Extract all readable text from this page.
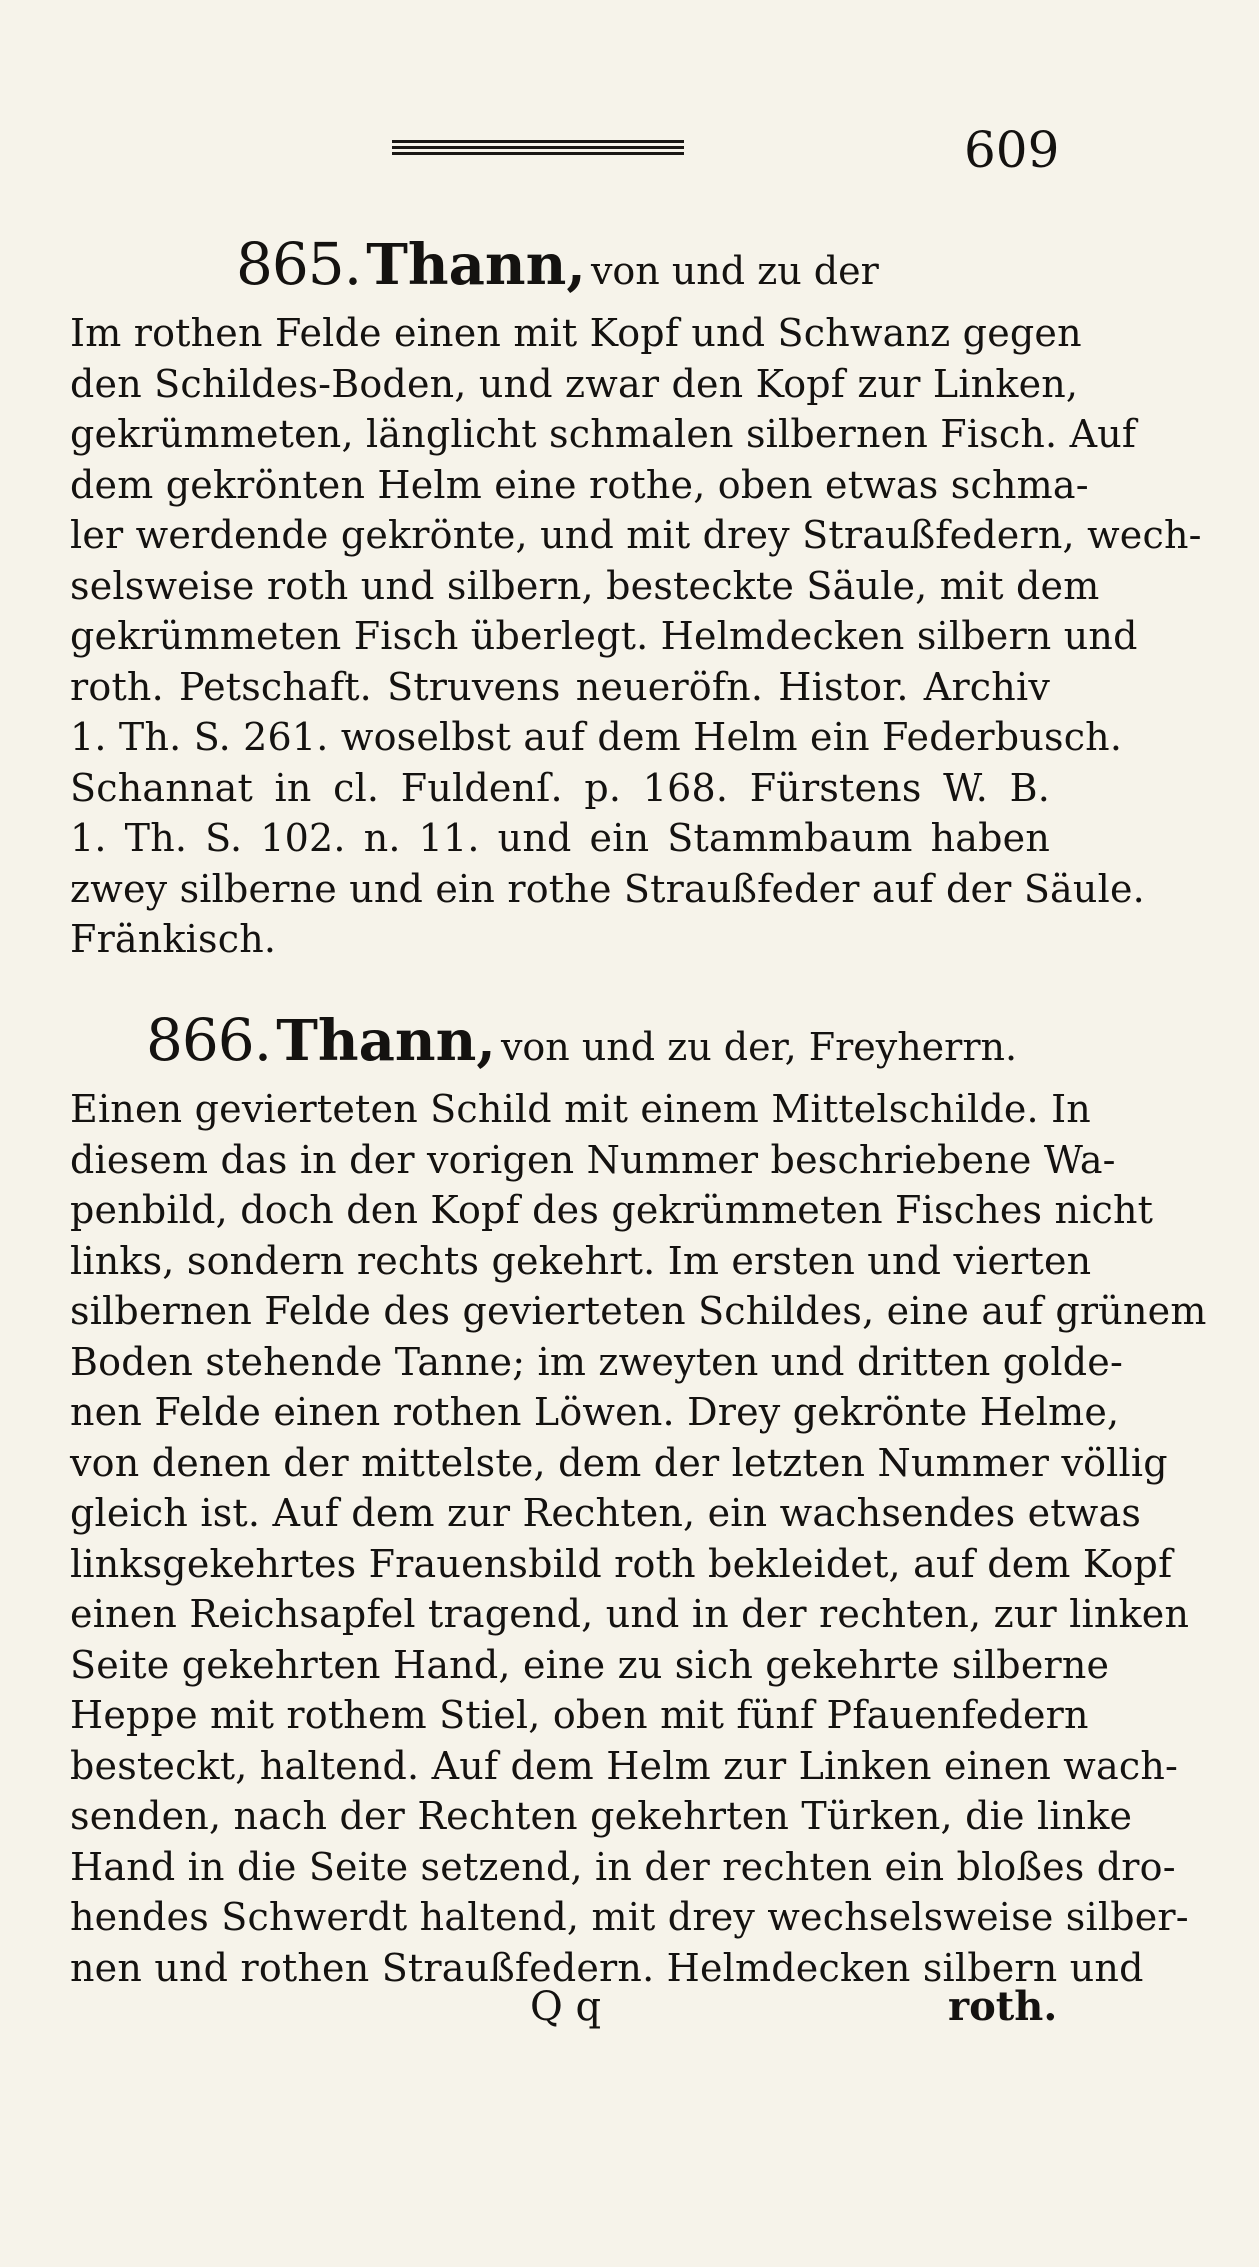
609
865. Thann, von und zu der
Im rothen Felde einen mit Kopf und Schwanz gegen
den Schildes-Boden, und zwar den Kopf zur Linken,
gekrümmeten, länglicht schmalen silbernen Fisch. Auf
dem gekrönten Helm eine rothe, oben etwas schma-
ler werdende gekrönte, und mit drey Straußfedern, wech-
selsweise roth und silbern, besteckte Säule, mit dem
gekrümmeten Fisch überlegt. Helmdecken silbern und
roth. Petschaft. Struvens neueröfn. Histor. Archiv
1. Th. S. 261. woselbst auf dem Helm ein Federbusch.
Schannat in cl. Fuldenſ. p. 168. Fürstens W. B.
1. Th. S. 102. n. 11. und ein Stammbaum haben
zwey silberne und ein rothe Straußfeder auf der Säule.
Fränkisch.
866. Thann, von und zu der, Freyherrn.
Einen gevierteten Schild mit einem Mittelschilde. In
diesem das in der vorigen Nummer beschriebene Wa-
penbild, doch den Kopf des gekrümmeten Fisches nicht
links, sondern rechts gekehrt. Im ersten und vierten
silbernen Felde des gevierteten Schildes, eine auf grünem
Boden stehende Tanne; im zweyten und dritten golde-
nen Felde einen rothen Löwen. Drey gekrönte Helme,
von denen der mittelste, dem der letzten Nummer völlig
gleich ist. Auf dem zur Rechten, ein wachsendes etwas
linksgekehrtes Frauensbild roth bekleidet, auf dem Kopf
einen Reichsapfel tragend, und in der rechten, zur linken
Seite gekehrten Hand, eine zu sich gekehrte silberne
Heppe mit rothem Stiel, oben mit fünf Pfauenfedern
besteckt, haltend. Auf dem Helm zur Linken einen wach-
senden, nach der Rechten gekehrten Türken, die linke
Hand in die Seite setzend, in der rechten ein bloßes dro-
hendes Schwerdt haltend, mit drey wechselsweise silber-
nen und rothen Straußfedern. Helmdecken silbern und
Q q	roth.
_ _ _
## Direction
Your task is to gather all lines from the entries above that hold the word "Felde".

## Solved exercise
Im rothen Felde einen mit Kopf und Schwanz gegen
silbernen Felde des gevierteten Schildes, eine auf grünem
nen Felde einen rothen Löwen. Drey gekrönte Helme,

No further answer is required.